[TASK DETAILS]:
Copy every line that holds "contra".

[EXTRACTED MATERIAL]:

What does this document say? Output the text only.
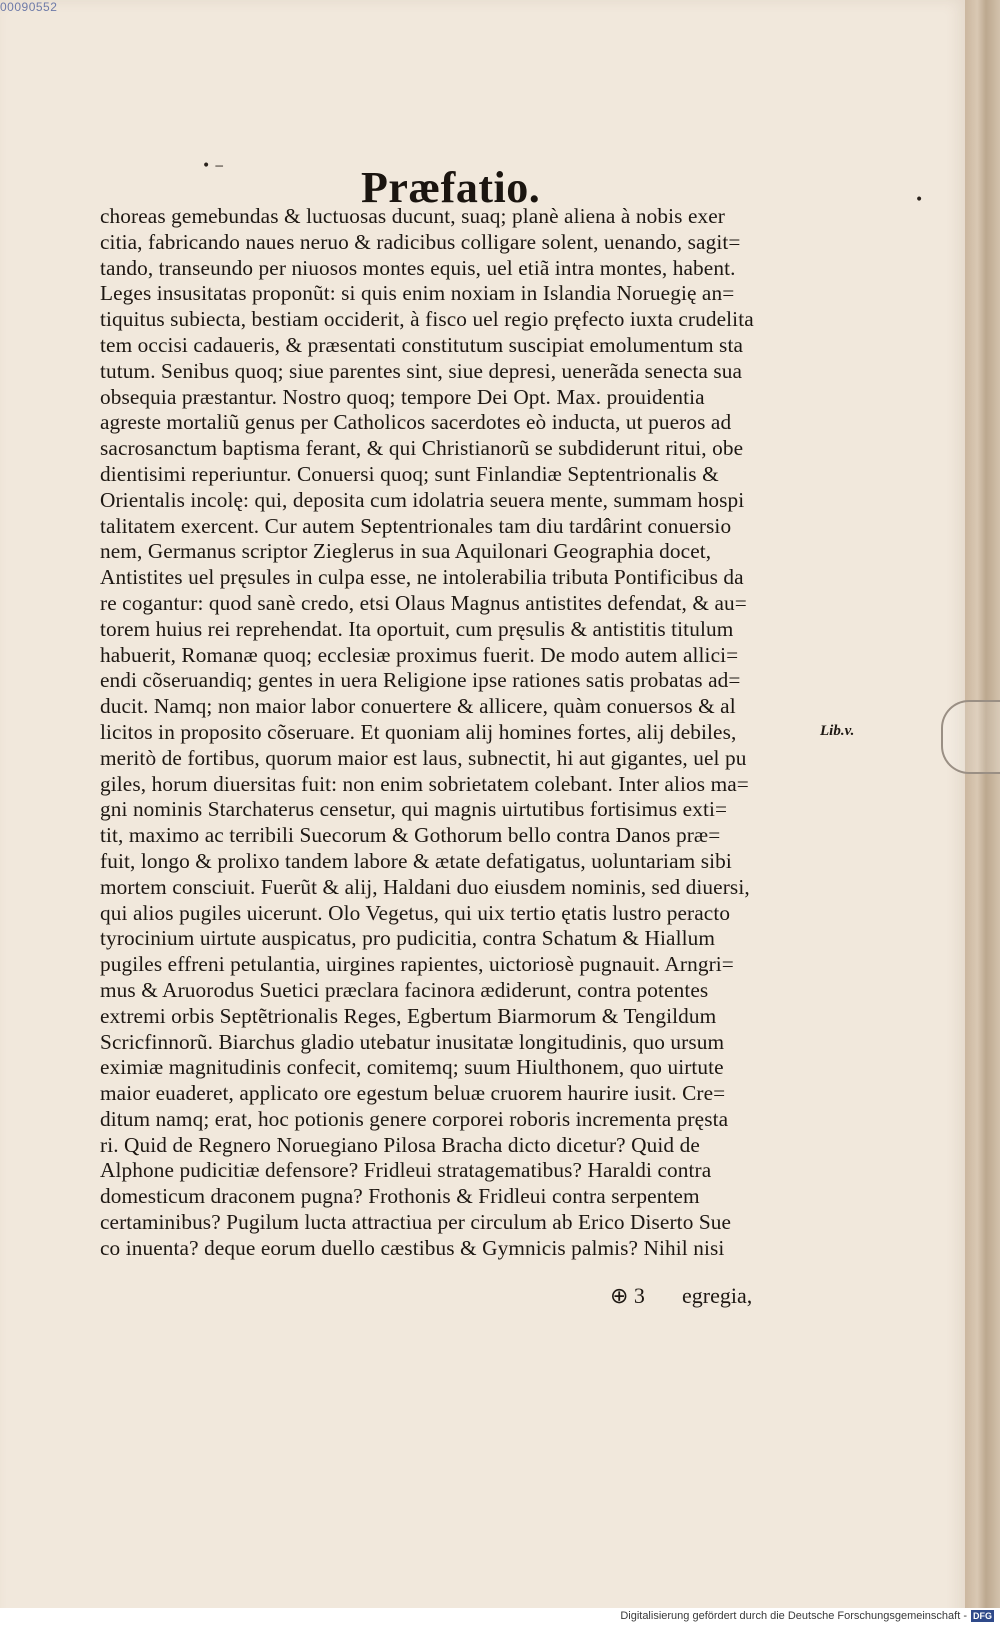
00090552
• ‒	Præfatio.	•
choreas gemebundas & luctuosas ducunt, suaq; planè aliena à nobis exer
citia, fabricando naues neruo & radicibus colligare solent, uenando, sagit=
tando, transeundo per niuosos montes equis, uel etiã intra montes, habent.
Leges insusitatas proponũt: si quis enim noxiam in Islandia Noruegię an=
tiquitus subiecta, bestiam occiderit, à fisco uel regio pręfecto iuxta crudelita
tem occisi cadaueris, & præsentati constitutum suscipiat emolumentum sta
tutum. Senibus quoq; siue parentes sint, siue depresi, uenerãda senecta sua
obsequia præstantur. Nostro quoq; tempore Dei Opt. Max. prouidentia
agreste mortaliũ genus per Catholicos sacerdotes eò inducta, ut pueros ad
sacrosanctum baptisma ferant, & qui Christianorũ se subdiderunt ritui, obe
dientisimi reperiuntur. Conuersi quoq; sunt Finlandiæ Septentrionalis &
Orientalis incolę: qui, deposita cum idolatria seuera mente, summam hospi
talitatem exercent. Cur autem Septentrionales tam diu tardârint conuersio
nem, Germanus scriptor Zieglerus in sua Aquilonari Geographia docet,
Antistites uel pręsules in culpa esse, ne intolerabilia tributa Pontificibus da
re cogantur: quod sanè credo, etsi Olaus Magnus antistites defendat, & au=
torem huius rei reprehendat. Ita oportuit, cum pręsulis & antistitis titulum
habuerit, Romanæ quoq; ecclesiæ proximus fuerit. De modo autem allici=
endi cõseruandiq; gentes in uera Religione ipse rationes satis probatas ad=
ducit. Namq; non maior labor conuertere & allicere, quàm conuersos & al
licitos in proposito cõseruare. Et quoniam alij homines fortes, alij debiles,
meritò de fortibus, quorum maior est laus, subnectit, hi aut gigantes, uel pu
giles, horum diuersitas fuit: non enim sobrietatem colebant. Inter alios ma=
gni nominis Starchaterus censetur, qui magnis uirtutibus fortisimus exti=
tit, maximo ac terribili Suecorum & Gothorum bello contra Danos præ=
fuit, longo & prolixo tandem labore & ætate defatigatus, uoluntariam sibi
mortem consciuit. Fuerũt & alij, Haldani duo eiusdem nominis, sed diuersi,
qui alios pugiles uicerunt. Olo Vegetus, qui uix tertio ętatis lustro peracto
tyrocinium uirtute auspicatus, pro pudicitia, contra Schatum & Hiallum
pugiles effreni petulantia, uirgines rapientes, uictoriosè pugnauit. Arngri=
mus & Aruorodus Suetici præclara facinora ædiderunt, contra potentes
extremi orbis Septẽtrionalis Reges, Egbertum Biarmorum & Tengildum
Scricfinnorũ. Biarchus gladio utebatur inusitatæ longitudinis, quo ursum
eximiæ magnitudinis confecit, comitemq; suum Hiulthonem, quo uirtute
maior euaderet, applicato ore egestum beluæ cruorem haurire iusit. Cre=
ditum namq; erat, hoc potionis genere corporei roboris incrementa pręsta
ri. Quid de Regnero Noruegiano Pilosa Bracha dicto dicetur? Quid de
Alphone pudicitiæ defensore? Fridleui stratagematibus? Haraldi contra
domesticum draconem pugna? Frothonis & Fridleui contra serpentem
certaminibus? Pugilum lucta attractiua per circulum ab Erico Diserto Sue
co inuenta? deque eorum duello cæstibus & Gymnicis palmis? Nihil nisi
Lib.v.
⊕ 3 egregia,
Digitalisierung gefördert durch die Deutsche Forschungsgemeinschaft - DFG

--

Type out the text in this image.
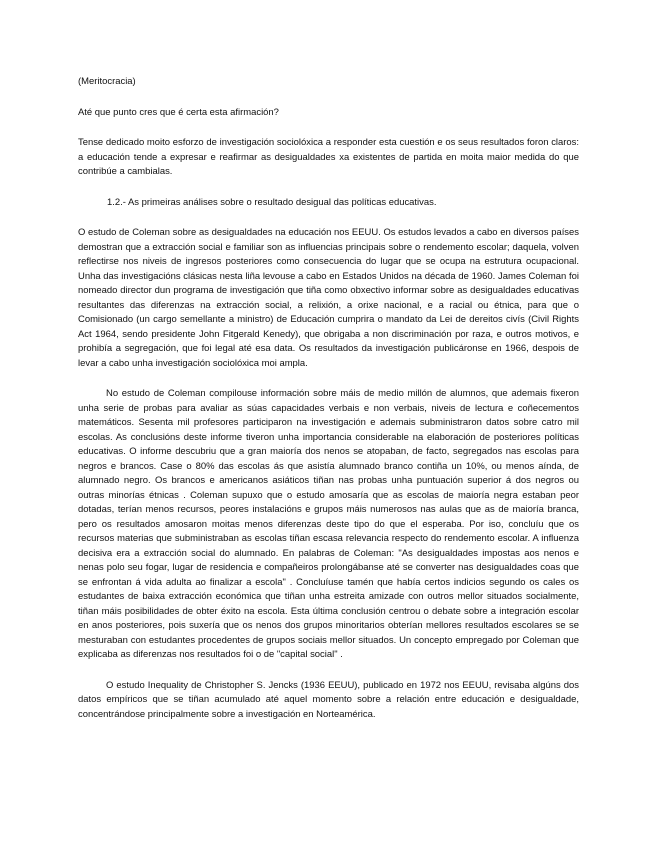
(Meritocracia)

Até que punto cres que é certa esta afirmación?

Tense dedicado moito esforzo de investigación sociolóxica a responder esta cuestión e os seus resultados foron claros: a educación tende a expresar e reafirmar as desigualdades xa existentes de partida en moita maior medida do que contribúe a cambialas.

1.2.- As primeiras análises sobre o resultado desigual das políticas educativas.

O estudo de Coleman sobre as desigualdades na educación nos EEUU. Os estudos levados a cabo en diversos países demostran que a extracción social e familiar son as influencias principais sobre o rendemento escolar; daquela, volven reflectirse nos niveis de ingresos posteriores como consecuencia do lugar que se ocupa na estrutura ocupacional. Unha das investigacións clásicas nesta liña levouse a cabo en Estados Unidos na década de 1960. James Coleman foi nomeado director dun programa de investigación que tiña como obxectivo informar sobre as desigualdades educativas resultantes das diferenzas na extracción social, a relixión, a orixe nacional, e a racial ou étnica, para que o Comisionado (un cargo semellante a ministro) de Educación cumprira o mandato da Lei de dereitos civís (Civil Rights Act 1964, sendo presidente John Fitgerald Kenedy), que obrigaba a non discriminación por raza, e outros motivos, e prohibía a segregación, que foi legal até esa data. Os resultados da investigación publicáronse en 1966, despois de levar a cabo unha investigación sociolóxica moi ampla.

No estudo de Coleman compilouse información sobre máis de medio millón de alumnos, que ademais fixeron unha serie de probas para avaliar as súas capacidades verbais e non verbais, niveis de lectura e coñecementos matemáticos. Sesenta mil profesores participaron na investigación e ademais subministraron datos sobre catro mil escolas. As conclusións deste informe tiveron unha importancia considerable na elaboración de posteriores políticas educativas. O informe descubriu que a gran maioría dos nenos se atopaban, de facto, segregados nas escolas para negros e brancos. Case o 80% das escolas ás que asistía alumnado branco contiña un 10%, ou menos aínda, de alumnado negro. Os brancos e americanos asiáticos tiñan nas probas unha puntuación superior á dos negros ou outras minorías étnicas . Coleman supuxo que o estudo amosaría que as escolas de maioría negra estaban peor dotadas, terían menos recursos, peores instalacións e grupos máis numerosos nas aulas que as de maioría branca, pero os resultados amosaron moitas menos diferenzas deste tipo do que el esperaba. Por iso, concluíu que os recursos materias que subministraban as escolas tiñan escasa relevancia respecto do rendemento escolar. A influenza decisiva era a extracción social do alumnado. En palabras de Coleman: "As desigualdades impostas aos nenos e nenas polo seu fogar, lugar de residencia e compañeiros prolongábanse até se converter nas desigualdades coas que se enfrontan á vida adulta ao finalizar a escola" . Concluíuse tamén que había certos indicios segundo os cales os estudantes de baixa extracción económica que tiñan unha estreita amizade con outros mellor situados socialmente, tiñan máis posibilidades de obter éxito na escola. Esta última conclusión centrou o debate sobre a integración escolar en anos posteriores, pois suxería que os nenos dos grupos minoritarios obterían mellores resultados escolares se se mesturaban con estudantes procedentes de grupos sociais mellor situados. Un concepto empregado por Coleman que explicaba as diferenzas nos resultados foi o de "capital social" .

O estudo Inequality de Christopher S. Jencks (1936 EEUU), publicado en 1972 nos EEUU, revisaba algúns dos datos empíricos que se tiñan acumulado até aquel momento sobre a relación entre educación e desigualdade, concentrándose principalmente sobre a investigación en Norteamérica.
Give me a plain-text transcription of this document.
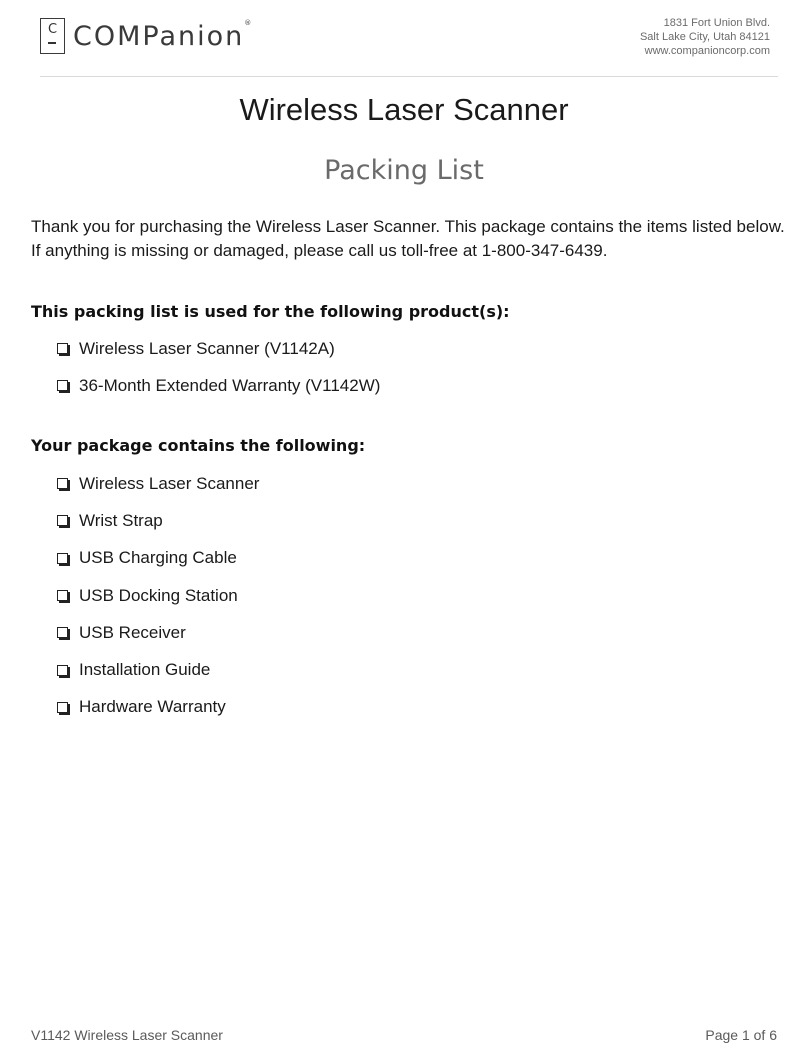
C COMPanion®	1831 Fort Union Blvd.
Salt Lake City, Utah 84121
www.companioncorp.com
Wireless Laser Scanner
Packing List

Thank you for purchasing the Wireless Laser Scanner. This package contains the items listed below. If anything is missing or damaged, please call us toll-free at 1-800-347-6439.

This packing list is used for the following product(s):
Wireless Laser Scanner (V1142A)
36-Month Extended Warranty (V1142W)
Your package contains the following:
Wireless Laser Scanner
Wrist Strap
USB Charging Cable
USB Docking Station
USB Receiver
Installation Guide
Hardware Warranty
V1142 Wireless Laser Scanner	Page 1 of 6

==

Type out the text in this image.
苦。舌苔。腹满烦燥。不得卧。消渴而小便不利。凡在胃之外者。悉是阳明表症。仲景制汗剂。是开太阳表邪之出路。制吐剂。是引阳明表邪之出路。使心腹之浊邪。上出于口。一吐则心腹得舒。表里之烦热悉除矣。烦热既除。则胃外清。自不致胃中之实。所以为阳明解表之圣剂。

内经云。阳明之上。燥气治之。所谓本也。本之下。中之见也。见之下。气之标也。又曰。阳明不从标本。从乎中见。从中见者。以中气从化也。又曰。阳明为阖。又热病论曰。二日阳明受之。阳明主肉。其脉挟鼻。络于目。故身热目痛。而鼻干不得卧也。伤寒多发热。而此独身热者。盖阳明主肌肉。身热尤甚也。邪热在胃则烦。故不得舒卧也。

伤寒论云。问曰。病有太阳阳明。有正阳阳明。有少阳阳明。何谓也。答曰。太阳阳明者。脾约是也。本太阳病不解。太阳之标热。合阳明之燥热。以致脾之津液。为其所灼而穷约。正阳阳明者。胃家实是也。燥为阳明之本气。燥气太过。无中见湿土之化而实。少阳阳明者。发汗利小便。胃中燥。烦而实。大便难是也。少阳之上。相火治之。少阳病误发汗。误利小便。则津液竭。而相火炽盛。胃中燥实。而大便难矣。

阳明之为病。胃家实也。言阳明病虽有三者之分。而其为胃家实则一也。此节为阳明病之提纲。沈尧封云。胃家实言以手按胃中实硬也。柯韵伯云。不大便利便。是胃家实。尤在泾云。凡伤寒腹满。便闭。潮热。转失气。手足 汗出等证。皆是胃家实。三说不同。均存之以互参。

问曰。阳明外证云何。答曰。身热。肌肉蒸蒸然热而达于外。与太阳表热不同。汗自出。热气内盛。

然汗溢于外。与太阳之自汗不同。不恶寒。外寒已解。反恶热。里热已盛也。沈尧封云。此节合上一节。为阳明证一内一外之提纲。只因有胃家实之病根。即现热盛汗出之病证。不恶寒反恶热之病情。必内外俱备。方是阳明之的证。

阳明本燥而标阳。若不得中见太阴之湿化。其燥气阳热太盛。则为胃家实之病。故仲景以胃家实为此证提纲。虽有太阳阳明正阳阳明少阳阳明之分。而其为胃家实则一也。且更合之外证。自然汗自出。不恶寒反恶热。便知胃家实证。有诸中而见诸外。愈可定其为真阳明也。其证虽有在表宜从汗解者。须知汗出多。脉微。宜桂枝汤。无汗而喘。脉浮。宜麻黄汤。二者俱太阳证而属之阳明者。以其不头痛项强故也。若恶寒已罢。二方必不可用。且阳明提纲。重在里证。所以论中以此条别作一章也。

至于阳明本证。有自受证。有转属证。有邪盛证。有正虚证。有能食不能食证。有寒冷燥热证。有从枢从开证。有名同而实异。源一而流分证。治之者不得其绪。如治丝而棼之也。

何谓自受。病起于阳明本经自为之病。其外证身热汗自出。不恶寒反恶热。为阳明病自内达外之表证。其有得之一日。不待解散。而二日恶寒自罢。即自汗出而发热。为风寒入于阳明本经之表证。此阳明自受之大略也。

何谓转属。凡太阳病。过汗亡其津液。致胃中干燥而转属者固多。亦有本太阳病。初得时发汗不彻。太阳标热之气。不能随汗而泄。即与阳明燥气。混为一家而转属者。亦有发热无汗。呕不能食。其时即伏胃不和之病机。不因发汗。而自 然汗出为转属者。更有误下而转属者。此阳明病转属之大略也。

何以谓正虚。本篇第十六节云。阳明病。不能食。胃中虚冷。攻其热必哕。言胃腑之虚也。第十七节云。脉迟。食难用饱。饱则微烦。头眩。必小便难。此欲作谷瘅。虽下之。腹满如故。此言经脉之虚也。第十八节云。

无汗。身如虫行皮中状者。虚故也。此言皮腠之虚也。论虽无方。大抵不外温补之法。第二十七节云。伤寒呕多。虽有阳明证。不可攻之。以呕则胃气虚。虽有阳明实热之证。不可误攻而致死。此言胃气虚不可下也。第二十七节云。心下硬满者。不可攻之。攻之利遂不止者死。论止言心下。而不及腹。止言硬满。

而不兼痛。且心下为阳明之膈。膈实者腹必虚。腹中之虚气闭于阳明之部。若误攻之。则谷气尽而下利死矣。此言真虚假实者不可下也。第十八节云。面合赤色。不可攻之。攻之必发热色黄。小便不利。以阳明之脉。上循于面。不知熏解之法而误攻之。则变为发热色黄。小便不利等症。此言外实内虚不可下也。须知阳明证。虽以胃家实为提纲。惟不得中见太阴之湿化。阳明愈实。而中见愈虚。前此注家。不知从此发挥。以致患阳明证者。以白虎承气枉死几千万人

[ANSWER TO THIS EXERCISE]:
tit, maximo ac terribili Suecorum & Gothorum bello contra Danos præ=
tyrocinium uirtute auspicatus, pro pudicitia, contra Schatum & Hiallum
mus & Aruorodus Suetici præclara facinora ædiderunt, contra potentes
Alphone pudicitiæ defensore? Fridleui stratagematibus? Haraldi contra
domesticum draconem pugna? Frothonis & Fridleui contra serpentem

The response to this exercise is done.